=== RECORDS SUPPLIED ===

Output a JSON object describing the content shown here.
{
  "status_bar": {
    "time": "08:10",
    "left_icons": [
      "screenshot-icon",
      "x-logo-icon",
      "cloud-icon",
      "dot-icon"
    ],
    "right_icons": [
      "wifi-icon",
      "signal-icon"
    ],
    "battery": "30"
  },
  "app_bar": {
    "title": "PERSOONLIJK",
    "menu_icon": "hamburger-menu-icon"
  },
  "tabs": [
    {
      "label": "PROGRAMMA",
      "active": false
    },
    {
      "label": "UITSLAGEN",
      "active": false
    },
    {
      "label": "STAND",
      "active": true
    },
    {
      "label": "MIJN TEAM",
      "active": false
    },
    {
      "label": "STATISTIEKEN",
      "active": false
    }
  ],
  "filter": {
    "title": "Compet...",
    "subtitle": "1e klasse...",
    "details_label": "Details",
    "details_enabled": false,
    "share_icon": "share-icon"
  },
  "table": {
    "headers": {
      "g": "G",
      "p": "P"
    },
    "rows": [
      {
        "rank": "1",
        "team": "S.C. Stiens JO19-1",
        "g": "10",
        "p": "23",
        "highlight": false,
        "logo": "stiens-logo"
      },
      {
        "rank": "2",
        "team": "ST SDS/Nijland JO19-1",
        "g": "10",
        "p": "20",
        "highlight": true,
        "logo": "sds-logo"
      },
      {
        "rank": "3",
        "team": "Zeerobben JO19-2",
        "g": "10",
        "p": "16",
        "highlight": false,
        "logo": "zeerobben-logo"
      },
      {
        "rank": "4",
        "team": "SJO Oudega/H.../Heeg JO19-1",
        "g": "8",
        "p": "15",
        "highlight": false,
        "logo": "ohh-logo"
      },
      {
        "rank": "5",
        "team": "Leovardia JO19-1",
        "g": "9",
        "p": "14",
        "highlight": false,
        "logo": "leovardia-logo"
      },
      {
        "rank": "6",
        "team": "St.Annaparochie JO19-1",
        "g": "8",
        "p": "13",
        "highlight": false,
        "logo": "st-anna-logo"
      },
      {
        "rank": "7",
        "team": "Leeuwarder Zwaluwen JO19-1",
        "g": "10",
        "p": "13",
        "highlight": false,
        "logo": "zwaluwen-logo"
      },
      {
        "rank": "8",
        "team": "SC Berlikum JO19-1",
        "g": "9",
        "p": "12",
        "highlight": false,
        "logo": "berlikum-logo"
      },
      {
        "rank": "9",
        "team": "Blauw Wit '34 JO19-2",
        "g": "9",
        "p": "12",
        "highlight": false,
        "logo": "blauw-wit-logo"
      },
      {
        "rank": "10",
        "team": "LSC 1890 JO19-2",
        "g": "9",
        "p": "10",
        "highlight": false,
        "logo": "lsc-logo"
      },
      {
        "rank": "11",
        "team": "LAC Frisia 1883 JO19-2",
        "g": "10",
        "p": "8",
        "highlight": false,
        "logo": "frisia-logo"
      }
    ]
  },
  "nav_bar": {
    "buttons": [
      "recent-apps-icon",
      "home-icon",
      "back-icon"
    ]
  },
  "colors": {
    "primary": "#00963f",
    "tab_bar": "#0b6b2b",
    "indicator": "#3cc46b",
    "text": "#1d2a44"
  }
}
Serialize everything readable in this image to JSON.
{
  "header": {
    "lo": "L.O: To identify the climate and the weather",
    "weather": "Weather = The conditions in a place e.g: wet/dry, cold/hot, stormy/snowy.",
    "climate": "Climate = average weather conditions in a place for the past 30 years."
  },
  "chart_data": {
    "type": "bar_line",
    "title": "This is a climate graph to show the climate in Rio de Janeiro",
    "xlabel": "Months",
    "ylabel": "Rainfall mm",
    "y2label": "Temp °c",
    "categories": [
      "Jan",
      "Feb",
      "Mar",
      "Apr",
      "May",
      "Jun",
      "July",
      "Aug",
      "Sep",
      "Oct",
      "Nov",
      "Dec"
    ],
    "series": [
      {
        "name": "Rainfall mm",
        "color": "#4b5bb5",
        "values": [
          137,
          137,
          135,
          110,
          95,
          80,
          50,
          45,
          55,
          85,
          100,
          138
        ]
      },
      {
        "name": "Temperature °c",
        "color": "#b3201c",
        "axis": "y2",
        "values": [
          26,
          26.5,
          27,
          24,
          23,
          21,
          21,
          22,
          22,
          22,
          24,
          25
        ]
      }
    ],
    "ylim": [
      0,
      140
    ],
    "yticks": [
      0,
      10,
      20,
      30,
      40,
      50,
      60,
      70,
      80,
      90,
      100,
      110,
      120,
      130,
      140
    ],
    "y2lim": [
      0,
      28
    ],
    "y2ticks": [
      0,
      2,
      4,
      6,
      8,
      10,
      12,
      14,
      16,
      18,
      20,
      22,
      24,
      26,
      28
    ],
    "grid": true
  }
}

===

TASK GOAL: Locate and copy each line in the data above that includes the word "weather".

COMPLETED TASK:
    "lo": "L.O: To identify the climate and the weather",
    "weather": "Weather = The conditions in a place e.g: wet/dry, cold/hot, stormy/snowy.",
    "climate": "Climate = average weather conditions in a place for the past 30 years."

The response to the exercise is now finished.